Stored data entries:
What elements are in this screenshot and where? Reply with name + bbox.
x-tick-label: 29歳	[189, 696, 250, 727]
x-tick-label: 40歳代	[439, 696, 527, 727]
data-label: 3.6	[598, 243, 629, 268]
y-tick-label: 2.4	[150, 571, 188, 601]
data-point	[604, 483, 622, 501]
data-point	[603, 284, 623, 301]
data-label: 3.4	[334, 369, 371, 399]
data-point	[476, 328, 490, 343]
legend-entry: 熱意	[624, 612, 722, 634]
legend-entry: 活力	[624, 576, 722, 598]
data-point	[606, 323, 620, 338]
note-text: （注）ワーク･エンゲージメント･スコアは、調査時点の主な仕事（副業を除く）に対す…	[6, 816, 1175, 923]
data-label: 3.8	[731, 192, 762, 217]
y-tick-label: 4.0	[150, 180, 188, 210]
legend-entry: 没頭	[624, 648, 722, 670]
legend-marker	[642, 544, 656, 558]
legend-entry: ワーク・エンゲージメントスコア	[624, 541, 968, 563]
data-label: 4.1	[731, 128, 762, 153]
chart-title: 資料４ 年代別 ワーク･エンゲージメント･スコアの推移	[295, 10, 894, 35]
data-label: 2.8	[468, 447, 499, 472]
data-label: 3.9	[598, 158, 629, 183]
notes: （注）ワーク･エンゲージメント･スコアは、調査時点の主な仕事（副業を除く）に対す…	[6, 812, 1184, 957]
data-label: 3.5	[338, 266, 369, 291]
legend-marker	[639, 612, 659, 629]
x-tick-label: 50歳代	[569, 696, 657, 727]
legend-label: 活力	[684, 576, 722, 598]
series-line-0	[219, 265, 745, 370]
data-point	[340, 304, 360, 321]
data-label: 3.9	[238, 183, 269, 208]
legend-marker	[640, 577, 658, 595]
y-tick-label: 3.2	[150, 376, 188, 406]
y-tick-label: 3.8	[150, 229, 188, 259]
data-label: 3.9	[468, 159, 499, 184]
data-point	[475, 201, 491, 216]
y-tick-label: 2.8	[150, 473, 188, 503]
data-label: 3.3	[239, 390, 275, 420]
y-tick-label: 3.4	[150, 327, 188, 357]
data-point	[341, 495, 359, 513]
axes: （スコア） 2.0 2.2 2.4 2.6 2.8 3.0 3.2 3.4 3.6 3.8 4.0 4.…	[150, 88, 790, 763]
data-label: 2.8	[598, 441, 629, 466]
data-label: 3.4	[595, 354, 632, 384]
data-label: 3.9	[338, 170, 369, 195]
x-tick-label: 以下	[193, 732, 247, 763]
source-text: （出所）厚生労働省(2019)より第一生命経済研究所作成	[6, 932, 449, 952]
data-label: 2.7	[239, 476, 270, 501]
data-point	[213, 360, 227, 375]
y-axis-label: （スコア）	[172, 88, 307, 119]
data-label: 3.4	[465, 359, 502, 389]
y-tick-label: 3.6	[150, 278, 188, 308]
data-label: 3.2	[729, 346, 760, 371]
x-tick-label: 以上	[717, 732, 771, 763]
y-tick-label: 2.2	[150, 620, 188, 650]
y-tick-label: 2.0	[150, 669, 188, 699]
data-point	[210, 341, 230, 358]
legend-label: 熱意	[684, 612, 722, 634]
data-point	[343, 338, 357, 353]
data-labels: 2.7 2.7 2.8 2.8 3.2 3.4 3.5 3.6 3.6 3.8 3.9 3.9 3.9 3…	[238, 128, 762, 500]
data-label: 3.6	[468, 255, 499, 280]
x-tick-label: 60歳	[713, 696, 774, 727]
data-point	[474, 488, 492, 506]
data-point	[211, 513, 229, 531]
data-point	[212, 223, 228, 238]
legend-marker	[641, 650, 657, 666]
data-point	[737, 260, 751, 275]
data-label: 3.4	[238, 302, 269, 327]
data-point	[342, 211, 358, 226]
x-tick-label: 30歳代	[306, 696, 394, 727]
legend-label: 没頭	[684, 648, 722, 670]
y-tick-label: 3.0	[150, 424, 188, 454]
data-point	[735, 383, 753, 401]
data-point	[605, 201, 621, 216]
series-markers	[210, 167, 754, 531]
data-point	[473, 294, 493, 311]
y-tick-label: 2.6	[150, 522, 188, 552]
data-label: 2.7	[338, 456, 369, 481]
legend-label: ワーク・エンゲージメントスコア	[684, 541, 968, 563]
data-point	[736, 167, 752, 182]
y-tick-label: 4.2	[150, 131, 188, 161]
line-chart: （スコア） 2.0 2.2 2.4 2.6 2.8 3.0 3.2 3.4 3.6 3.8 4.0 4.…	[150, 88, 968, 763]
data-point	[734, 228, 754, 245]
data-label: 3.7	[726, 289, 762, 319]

* To be done
Gather every line of the listing that contains the string "スコアは", treating case as significant.

* Complete answer
note-text: （注）ワーク･エンゲージメント･スコアは、調査時点の主な仕事（副業を除く）に対す…	[6, 816, 1175, 923]
notes: （注）ワーク･エンゲージメント･スコアは、調査時点の主な仕事（副業を除く）に対す…	[6, 812, 1184, 957]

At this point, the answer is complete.